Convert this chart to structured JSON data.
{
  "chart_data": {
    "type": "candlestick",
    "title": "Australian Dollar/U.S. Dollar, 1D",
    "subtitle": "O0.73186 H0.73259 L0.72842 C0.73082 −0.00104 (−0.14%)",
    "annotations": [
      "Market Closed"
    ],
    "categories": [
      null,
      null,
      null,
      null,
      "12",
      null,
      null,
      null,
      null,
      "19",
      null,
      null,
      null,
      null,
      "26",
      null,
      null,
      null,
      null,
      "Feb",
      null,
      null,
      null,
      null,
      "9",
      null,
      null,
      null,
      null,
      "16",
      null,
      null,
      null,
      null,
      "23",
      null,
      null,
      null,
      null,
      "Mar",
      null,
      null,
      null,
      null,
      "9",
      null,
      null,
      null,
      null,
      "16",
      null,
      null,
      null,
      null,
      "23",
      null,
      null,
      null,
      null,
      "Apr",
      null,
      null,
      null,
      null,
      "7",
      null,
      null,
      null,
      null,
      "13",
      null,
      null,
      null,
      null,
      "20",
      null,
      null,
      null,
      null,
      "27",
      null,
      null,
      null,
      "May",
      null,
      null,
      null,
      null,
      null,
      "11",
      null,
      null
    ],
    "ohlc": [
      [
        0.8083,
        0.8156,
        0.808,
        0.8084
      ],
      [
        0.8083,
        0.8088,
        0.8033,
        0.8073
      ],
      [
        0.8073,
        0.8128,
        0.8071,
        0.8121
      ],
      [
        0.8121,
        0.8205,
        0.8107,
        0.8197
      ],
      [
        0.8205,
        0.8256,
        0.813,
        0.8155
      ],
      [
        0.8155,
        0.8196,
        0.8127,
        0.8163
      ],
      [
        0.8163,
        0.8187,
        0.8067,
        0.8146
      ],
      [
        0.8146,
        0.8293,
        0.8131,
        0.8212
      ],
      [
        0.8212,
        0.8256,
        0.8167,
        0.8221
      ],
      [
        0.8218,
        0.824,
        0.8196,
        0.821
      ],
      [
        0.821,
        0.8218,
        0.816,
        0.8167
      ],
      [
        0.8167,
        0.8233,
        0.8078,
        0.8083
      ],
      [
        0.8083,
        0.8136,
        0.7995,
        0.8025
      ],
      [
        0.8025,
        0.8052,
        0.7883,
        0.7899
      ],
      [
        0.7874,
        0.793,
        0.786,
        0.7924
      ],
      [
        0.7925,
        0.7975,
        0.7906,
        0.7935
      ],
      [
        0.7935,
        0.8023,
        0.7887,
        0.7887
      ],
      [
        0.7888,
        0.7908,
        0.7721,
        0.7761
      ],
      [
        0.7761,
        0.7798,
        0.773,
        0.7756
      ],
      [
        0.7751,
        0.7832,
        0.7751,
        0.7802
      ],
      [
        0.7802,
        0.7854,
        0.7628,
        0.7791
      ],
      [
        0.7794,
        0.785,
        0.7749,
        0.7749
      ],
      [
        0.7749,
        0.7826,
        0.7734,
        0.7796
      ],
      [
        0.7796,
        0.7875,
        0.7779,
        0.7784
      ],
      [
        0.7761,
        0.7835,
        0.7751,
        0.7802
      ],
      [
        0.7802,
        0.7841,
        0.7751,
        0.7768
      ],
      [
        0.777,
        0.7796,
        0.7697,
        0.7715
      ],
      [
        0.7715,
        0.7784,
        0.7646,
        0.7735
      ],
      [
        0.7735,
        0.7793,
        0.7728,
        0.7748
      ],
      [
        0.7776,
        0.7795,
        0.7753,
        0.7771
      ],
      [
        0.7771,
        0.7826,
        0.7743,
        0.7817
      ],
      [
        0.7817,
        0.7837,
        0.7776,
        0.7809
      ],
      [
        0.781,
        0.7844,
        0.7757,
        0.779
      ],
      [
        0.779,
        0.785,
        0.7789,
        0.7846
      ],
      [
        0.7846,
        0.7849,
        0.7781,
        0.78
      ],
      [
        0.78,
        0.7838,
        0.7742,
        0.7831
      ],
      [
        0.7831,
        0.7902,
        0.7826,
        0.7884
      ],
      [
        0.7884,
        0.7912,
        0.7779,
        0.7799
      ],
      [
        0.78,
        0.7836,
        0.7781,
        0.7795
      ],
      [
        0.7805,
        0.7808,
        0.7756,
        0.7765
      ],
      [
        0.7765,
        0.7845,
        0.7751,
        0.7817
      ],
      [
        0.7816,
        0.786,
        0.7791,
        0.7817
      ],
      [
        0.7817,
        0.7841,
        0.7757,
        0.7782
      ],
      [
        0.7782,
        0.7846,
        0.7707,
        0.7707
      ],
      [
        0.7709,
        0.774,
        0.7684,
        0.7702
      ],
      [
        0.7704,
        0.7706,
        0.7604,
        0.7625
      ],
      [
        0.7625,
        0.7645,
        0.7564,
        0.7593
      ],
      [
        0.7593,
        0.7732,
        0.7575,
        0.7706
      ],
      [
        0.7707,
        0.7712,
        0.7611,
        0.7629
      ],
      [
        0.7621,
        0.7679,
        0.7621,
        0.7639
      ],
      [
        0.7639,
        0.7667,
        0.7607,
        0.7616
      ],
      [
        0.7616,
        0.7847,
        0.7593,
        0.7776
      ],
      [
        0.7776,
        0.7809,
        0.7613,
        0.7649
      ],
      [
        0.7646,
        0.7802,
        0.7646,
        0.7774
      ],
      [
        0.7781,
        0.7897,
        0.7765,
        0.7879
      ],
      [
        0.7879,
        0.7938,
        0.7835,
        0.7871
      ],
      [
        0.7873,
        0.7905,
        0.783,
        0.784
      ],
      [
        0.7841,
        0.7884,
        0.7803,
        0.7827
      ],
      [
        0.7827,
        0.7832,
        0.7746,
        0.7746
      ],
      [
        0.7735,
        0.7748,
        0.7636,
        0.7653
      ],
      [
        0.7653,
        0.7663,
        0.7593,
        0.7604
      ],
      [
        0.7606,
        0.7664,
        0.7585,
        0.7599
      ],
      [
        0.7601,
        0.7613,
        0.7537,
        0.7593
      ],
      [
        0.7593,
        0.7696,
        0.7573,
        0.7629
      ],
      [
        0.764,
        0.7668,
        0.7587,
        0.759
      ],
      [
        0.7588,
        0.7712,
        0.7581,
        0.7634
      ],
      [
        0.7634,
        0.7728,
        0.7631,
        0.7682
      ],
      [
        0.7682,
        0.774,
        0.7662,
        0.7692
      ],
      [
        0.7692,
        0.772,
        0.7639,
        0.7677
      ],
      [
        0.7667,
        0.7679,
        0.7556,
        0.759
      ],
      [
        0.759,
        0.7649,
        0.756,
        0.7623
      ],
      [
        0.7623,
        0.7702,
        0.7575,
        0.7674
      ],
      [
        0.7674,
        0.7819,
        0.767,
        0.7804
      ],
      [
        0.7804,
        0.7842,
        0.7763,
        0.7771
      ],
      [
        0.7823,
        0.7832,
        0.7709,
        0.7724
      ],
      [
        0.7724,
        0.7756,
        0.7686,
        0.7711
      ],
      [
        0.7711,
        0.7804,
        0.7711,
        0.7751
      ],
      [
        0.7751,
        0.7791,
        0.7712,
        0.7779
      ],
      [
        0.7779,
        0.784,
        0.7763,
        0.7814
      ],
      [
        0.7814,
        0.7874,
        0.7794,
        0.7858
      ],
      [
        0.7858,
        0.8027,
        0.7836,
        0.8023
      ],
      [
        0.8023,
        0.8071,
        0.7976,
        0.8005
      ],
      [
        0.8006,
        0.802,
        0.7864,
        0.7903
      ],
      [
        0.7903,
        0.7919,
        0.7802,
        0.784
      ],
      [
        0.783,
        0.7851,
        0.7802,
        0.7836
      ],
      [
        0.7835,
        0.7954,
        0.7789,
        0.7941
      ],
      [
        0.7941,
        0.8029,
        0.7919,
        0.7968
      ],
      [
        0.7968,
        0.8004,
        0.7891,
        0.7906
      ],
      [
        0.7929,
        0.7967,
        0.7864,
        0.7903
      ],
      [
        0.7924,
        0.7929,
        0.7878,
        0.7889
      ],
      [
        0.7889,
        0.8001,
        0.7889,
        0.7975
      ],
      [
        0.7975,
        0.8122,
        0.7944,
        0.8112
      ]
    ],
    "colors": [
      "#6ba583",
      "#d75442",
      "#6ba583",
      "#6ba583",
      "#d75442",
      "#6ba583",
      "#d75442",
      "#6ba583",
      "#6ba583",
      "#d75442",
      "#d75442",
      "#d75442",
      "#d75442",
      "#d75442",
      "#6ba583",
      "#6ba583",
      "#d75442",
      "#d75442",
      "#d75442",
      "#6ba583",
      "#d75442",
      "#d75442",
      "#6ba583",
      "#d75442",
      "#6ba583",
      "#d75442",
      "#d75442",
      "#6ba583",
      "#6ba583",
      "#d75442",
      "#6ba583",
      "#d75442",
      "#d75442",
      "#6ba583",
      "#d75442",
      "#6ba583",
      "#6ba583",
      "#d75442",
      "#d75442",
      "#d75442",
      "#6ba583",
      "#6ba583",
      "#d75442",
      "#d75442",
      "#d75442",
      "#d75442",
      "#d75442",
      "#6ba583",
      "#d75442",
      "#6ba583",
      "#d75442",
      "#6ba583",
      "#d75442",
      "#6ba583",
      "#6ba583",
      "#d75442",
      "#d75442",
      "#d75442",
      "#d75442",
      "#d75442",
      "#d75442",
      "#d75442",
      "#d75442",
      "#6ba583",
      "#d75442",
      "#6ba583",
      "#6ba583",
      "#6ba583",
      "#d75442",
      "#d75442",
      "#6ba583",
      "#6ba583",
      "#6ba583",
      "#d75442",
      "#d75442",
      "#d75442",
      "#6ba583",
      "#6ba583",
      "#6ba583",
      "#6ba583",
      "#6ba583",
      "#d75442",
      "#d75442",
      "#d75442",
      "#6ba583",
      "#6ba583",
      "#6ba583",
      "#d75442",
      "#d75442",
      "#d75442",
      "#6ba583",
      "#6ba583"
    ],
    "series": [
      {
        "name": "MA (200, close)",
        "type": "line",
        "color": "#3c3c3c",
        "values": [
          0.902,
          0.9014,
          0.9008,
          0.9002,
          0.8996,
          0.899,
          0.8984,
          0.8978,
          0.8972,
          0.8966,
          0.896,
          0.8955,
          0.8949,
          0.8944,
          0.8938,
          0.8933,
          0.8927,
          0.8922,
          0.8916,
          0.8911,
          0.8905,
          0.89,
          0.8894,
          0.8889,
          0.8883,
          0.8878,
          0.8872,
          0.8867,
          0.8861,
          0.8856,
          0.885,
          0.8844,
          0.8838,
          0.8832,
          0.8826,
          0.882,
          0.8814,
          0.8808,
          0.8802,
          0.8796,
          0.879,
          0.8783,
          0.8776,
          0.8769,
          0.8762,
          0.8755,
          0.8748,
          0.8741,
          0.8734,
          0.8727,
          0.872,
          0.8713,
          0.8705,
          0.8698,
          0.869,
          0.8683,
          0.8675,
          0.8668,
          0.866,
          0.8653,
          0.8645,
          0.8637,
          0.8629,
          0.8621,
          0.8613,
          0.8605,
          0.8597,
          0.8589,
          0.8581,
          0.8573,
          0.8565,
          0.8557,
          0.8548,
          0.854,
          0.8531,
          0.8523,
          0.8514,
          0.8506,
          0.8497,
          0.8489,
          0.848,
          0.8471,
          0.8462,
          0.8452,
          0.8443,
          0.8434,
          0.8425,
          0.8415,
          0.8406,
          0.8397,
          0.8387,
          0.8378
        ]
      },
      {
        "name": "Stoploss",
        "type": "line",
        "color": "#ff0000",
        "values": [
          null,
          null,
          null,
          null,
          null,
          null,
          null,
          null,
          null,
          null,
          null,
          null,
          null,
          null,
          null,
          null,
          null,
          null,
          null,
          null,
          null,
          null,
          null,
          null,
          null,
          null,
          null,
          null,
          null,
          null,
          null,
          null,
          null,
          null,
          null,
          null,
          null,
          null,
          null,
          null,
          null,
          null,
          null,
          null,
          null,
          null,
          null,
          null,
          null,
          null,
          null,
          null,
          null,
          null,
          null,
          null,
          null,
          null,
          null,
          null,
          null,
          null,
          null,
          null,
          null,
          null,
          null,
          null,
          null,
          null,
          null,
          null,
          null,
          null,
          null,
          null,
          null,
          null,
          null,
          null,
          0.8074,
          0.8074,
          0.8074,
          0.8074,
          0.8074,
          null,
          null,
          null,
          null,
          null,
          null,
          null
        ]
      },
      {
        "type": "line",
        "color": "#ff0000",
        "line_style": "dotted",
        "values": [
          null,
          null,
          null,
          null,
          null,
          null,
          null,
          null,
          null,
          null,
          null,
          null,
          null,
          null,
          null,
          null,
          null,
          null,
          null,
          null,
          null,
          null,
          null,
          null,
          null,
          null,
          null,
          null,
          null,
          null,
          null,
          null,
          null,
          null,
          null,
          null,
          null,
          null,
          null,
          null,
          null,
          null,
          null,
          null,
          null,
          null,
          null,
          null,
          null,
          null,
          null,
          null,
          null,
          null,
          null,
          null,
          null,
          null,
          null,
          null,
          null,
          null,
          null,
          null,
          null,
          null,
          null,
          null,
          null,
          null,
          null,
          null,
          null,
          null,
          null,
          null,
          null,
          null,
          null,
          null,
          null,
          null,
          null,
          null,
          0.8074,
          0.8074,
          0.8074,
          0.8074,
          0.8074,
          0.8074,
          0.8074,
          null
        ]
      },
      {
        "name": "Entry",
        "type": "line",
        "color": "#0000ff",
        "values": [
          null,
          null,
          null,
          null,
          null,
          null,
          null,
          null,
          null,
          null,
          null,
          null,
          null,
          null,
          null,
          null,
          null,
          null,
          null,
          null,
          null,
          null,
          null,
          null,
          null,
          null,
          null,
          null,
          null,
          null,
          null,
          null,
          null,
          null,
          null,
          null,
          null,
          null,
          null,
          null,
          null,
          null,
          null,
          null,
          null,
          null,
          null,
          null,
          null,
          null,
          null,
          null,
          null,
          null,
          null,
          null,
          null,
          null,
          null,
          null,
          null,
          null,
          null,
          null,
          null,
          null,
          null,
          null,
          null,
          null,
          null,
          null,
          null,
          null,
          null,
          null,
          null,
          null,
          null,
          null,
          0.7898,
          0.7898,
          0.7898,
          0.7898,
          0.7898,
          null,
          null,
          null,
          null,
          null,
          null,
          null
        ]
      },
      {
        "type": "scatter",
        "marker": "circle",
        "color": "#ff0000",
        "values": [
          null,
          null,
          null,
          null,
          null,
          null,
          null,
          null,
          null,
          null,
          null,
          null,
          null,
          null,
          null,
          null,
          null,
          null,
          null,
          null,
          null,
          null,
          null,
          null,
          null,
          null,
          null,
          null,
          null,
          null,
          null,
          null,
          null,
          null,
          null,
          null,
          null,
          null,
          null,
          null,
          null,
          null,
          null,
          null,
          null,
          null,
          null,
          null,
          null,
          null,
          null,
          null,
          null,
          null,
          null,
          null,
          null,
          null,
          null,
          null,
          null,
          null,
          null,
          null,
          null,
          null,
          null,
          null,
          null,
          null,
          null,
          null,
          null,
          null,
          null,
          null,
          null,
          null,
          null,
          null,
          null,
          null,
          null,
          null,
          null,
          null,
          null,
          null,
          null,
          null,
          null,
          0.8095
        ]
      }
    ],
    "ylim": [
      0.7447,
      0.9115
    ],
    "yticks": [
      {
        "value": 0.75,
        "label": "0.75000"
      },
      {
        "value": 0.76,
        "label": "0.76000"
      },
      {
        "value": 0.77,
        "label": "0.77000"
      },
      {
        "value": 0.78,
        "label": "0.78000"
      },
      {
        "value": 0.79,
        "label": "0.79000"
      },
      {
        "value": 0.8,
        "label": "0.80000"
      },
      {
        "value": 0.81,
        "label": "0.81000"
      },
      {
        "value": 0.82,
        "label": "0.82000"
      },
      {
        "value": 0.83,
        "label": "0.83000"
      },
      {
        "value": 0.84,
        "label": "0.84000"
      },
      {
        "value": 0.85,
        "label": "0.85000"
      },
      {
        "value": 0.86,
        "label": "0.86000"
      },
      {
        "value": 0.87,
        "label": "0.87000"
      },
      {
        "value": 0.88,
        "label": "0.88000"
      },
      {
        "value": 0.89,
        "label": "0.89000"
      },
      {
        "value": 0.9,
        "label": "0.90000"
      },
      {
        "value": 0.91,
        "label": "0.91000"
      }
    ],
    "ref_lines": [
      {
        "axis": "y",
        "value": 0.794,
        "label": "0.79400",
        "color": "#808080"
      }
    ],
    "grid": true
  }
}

_Directive_. Take every line from the data that contains the word "name".

_Reply_.
        "name": "MA (200, close)",
        "name": "Stoploss",
        "name": "Entry",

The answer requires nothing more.